(Task requirements):
Work through the entries below and report how many lines include "oferta". The number alone is the answer.

(Data to process):
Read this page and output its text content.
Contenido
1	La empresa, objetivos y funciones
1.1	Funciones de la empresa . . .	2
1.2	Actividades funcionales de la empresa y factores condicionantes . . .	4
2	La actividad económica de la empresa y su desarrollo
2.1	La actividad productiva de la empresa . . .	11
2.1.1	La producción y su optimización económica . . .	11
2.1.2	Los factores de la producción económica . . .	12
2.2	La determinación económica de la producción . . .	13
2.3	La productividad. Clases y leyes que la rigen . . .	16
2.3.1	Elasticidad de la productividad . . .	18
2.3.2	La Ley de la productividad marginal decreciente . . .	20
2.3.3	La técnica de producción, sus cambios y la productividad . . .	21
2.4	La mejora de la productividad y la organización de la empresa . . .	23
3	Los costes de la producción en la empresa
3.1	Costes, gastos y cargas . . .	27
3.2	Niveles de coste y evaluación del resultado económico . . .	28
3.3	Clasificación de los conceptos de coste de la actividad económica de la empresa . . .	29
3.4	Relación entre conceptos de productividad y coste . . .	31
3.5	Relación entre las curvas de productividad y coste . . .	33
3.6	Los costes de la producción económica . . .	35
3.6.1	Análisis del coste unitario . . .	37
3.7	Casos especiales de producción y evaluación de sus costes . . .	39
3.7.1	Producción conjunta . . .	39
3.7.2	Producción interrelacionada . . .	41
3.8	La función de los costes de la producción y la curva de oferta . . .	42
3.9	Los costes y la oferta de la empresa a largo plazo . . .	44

(Answer to the task):
2